---------- MATERIALS PROVIDED ----------
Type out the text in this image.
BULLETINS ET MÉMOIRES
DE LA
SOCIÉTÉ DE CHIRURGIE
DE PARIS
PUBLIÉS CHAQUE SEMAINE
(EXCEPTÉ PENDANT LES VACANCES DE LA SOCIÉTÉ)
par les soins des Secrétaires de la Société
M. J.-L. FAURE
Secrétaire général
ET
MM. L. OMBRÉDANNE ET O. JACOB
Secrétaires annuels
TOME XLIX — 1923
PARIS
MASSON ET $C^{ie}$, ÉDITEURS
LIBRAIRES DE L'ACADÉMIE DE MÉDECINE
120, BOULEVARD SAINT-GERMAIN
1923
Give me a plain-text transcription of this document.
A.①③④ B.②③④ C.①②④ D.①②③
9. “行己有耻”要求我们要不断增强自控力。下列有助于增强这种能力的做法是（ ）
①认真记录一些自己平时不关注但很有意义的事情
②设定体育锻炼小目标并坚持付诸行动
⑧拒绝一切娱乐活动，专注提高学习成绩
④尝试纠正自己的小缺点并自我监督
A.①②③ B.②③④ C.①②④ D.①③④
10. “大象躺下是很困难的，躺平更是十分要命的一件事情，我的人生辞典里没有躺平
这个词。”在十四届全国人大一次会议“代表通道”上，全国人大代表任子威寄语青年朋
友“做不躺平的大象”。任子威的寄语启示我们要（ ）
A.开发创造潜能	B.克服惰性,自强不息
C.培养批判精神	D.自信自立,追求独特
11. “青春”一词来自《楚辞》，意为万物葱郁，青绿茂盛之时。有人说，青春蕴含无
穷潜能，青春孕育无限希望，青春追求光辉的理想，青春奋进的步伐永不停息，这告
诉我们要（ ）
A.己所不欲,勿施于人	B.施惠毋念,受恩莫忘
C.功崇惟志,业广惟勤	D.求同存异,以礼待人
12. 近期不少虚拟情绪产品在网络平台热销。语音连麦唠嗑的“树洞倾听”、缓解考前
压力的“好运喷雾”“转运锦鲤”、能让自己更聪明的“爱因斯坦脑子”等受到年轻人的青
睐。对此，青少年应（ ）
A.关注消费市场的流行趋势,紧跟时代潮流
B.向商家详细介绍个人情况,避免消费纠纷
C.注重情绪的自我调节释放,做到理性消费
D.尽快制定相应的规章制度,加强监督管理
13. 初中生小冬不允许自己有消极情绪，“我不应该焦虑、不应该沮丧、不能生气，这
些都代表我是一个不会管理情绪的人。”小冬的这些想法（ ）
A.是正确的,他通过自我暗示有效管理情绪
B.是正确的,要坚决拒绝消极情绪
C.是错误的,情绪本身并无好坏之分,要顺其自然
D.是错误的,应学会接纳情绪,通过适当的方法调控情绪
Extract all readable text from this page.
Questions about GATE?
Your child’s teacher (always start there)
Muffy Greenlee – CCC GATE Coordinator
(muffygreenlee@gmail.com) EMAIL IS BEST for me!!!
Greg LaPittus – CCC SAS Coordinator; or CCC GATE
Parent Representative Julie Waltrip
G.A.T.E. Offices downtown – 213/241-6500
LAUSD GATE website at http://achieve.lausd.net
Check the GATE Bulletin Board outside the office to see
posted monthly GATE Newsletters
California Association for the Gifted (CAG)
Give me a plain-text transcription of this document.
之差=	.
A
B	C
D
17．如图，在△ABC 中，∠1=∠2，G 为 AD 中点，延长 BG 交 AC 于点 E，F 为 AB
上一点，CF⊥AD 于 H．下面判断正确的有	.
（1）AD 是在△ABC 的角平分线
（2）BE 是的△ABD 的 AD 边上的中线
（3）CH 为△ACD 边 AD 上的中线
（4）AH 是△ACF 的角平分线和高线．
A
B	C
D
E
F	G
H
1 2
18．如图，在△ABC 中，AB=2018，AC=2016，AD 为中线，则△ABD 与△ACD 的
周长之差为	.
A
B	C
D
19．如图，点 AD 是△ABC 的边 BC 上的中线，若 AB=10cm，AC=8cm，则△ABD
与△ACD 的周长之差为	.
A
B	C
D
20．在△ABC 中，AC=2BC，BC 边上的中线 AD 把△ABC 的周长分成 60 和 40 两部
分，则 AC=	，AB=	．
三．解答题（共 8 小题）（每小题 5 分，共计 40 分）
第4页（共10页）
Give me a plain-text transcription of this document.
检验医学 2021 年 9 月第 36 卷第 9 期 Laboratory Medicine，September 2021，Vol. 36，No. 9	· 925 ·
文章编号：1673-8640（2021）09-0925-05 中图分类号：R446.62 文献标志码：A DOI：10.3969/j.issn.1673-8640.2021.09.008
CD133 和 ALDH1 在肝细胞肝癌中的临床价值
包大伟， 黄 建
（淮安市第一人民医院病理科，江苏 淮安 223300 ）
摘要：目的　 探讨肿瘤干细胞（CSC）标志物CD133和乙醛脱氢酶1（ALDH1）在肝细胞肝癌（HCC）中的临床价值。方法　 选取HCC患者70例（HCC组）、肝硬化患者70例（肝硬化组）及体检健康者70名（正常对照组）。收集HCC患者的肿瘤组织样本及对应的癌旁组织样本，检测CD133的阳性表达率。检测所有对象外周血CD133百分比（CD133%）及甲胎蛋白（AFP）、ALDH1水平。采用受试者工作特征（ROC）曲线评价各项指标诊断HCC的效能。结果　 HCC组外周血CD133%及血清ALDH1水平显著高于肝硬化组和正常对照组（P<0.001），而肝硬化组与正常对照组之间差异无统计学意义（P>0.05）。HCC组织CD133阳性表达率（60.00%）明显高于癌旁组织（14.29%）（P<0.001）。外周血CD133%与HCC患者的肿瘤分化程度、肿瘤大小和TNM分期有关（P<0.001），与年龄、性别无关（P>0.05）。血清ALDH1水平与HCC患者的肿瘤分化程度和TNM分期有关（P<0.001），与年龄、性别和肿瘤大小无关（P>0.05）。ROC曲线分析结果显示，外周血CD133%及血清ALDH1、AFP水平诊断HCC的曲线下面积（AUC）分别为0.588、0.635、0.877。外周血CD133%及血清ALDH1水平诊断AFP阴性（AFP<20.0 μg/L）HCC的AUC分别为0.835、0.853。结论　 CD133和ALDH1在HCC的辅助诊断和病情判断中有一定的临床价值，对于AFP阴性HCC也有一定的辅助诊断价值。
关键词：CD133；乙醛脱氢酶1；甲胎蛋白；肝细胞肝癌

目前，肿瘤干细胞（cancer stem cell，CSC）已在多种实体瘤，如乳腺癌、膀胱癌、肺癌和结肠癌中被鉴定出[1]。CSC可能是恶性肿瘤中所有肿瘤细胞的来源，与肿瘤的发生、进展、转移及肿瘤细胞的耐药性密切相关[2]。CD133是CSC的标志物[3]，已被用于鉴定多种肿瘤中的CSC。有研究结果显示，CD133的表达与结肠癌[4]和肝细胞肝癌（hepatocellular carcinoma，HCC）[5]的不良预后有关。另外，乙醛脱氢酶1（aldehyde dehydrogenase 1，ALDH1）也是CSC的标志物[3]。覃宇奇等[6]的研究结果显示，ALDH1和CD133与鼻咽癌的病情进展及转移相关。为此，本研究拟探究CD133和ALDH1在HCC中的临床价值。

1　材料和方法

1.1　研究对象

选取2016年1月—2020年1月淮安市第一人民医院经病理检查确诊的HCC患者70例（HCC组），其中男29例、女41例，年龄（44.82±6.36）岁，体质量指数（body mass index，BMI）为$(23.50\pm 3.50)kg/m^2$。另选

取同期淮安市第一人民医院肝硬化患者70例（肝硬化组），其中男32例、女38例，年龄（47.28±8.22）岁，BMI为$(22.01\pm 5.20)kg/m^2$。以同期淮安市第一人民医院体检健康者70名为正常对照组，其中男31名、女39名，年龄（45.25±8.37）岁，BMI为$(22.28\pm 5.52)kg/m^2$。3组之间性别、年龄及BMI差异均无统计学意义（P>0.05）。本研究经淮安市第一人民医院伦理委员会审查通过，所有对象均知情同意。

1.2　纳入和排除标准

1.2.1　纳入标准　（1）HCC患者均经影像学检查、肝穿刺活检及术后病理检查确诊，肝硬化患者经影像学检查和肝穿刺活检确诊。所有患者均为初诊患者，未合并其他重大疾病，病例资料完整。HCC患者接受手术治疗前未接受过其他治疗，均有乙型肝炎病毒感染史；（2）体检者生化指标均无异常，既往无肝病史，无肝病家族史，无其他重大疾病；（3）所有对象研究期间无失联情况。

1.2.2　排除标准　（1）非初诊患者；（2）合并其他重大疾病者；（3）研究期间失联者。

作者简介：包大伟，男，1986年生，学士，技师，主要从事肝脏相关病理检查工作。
----------
SHORT EXERCISE –
From the listing above, copy every line that includes the word "Secrétaires".

SOLVED PROBLEM –
par les soins des Secrétaires de la Société
Secrétaires annuels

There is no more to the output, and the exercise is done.